/---

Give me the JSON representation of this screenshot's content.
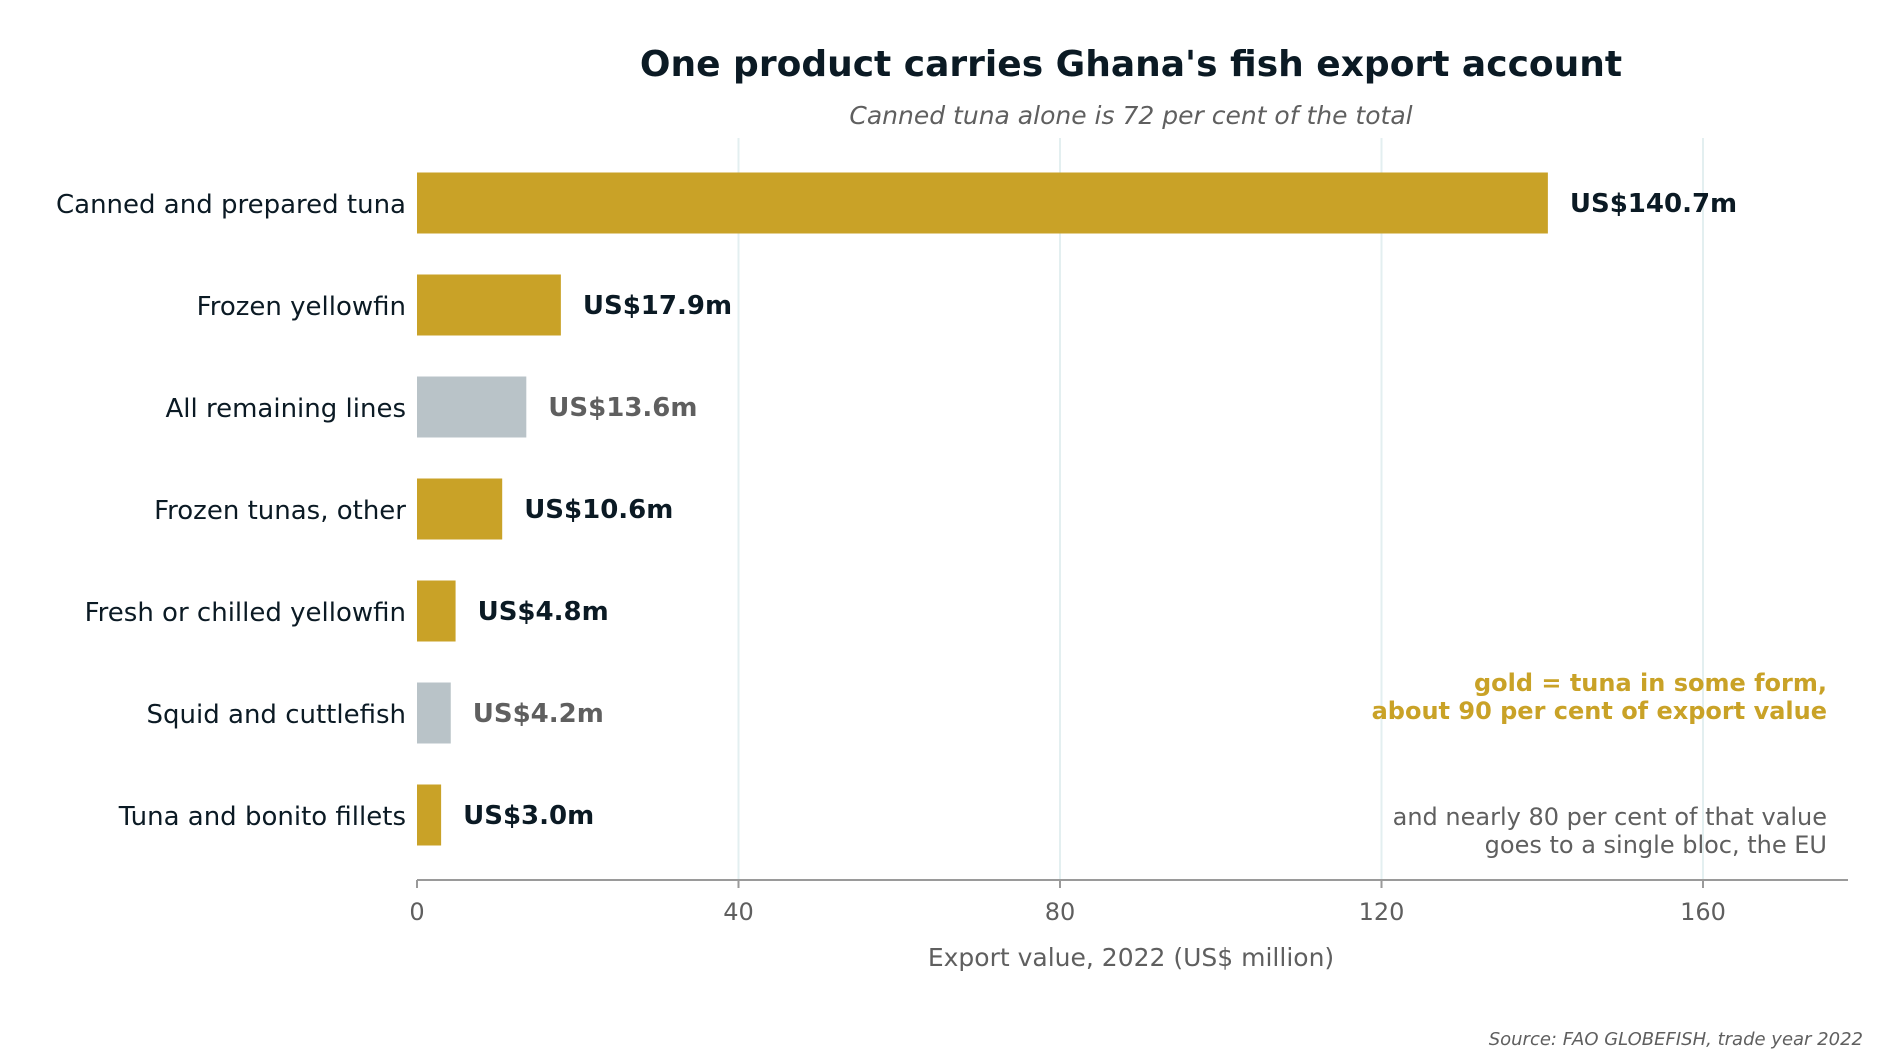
{
  "colors": {
    "tuna": "#c9a227",
    "other": "#b9c3c8",
    "dark_text": "#0b1a24",
    "muted_text": "#5f5f5f",
    "grid": "#e3eff0",
    "axis": "#9a9a9a"
  },
  "chart_data": {
    "type": "bar",
    "orientation": "horizontal",
    "title": "One product carries Ghana's fish export account",
    "subtitle": "Canned tuna alone is 72 per cent of the total",
    "xlabel": "Export value, 2022 (US$ million)",
    "ylabel": "",
    "xlim": [
      0,
      178
    ],
    "xticks": [
      0,
      40,
      80,
      120,
      160
    ],
    "grid": true,
    "categories": [
      "Canned and prepared tuna",
      "Frozen yellowfin",
      "All remaining lines",
      "Frozen tunas, other",
      "Fresh or chilled yellowfin",
      "Squid and cuttlefish",
      "Tuna and bonito fillets"
    ],
    "values": [
      140.7,
      17.9,
      13.6,
      10.6,
      4.8,
      4.2,
      3.0
    ],
    "data_labels": [
      "US$140.7m",
      "US$17.9m",
      "US$13.6m",
      "US$10.6m",
      "US$4.8m",
      "US$4.2m",
      "US$3.0m"
    ],
    "is_tuna": [
      true,
      true,
      false,
      true,
      true,
      false,
      true
    ],
    "annotations": {
      "highlight_line1": "gold = tuna in some form,",
      "highlight_line2": "about 90 per cent of export value",
      "note_line1": "and nearly 80 per cent of that value",
      "note_line2": "goes to a single bloc, the EU"
    },
    "source": "Source: FAO GLOBEFISH, trade year 2022"
  }
}
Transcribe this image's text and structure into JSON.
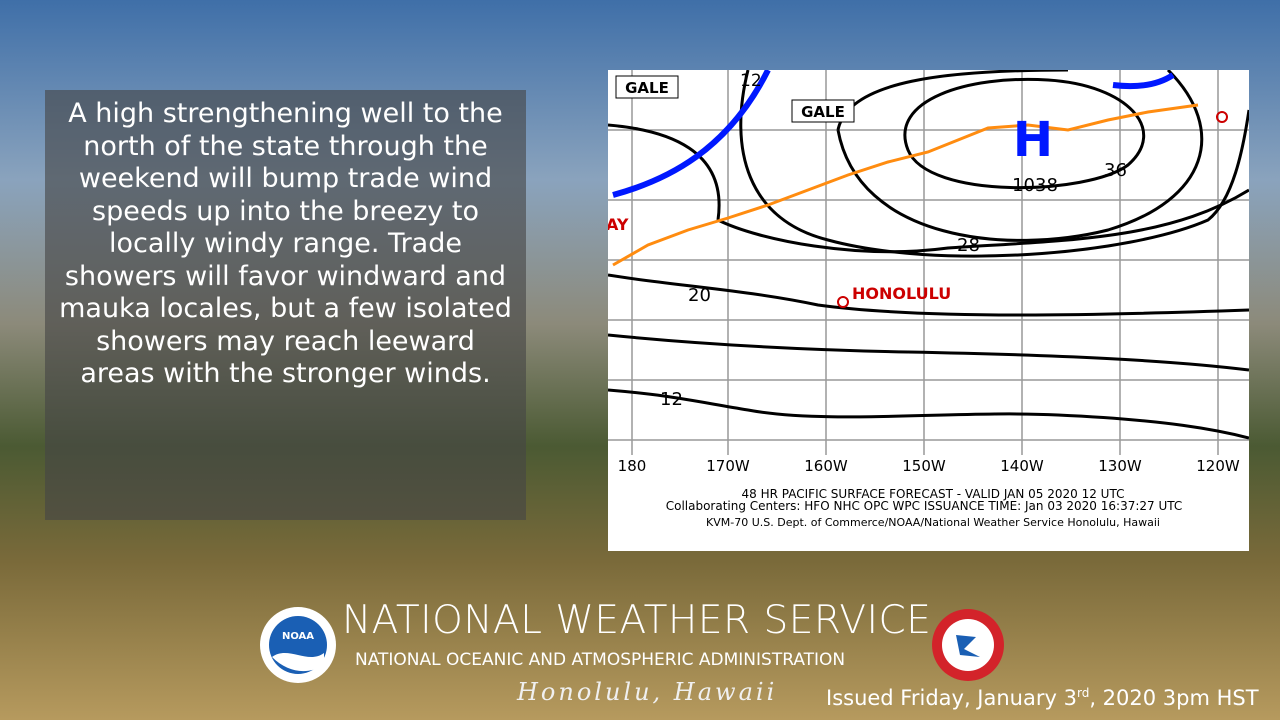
{
  "slide": {
    "summary": "A high strengthening well to the north of the state through the weekend will bump trade wind speeds up into the breezy to locally windy range. Trade showers will favor windward and mauka locales, but a few isolated showers may reach leeward areas with the stronger winds."
  },
  "map": {
    "front_labels": [
      "GALE",
      "GALE"
    ],
    "isobar_labels": [
      "12",
      "36",
      "28",
      "20",
      "12"
    ],
    "high": {
      "symbol": "H",
      "pressure": "1038"
    },
    "places": [
      "HONOLULU",
      "AY"
    ],
    "longitudes": [
      "180",
      "170W",
      "160W",
      "150W",
      "140W",
      "130W",
      "120W"
    ],
    "caption": [
      "48 HR PACIFIC SURFACE FORECAST - VALID JAN 05 2020 12 UTC",
      "Collaborating Centers:  HFO NHC OPC WPC     ISSUANCE TIME:  Jan 03 2020 16:37:27 UTC",
      "KVM-70 U.S. Dept. of Commerce/NOAA/National Weather Service Honolulu, Hawaii"
    ]
  },
  "footer": {
    "agency": "NATIONAL WEATHER SERVICE",
    "parent": "NATIONAL OCEANIC AND ATMOSPHERIC ADMINISTRATION",
    "office": "Honolulu, Hawaii",
    "logo": "NOAA",
    "issued": {
      "before": "Issued Friday, January 3",
      "ordinal": "rd",
      "after": ", 2020 3pm HST"
    }
  }
}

\---

Given problem: Write out the whole listing again, exactly, with no pictures.

Correct result:
Give me the JSON representation of this screenshot's content.
{
  "colors": {
    "tuna": "#c9a227",
    "other": "#b9c3c8",
    "dark_text": "#0b1a24",
    "muted_text": "#5f5f5f",
    "grid": "#e3eff0",
    "axis": "#9a9a9a"
  },
  "chart_data": {
    "type": "bar",
    "orientation": "horizontal",
    "title": "One product carries Ghana's fish export account",
    "subtitle": "Canned tuna alone is 72 per cent of the total",
    "xlabel": "Export value, 2022 (US$ million)",
    "ylabel": "",
    "xlim": [
      0,
      178
    ],
    "xticks": [
      0,
      40,
      80,
      120,
      160
    ],
    "grid": true,
    "categories": [
      "Canned and prepared tuna",
      "Frozen yellowfin",
      "All remaining lines",
      "Frozen tunas, other",
      "Fresh or chilled yellowfin",
      "Squid and cuttlefish",
      "Tuna and bonito fillets"
    ],
    "values": [
      140.7,
      17.9,
      13.6,
      10.6,
      4.8,
      4.2,
      3.0
    ],
    "data_labels": [
      "US$140.7m",
      "US$17.9m",
      "US$13.6m",
      "US$10.6m",
      "US$4.8m",
      "US$4.2m",
      "US$3.0m"
    ],
    "is_tuna": [
      true,
      true,
      false,
      true,
      true,
      false,
      true
    ],
    "annotations": {
      "highlight_line1": "gold = tuna in some form,",
      "highlight_line2": "about 90 per cent of export value",
      "note_line1": "and nearly 80 per cent of that value",
      "note_line2": "goes to a single bloc, the EU"
    },
    "source": "Source: FAO GLOBEFISH, trade year 2022"
  }
}
Transcribe this image's text and structure into JSON.
{
  "slide": {
    "summary": "A high strengthening well to the north of the state through the weekend will bump trade wind speeds up into the breezy to locally windy range. Trade showers will favor windward and mauka locales, but a few isolated showers may reach leeward areas with the stronger winds."
  },
  "map": {
    "front_labels": [
      "GALE",
      "GALE"
    ],
    "isobar_labels": [
      "12",
      "36",
      "28",
      "20",
      "12"
    ],
    "high": {
      "symbol": "H",
      "pressure": "1038"
    },
    "places": [
      "HONOLULU",
      "AY"
    ],
    "longitudes": [
      "180",
      "170W",
      "160W",
      "150W",
      "140W",
      "130W",
      "120W"
    ],
    "caption": [
      "48 HR PACIFIC SURFACE FORECAST - VALID JAN 05 2020 12 UTC",
      "Collaborating Centers:  HFO NHC OPC WPC     ISSUANCE TIME:  Jan 03 2020 16:37:27 UTC",
      "KVM-70 U.S. Dept. of Commerce/NOAA/National Weather Service Honolulu, Hawaii"
    ]
  },
  "footer": {
    "agency": "NATIONAL WEATHER SERVICE",
    "parent": "NATIONAL OCEANIC AND ATMOSPHERIC ADMINISTRATION",
    "office": "Honolulu, Hawaii",
    "logo": "NOAA",
    "issued": {
      "before": "Issued Friday, January 3",
      "ordinal": "rd",
      "after": ", 2020 3pm HST"
    }
  }
}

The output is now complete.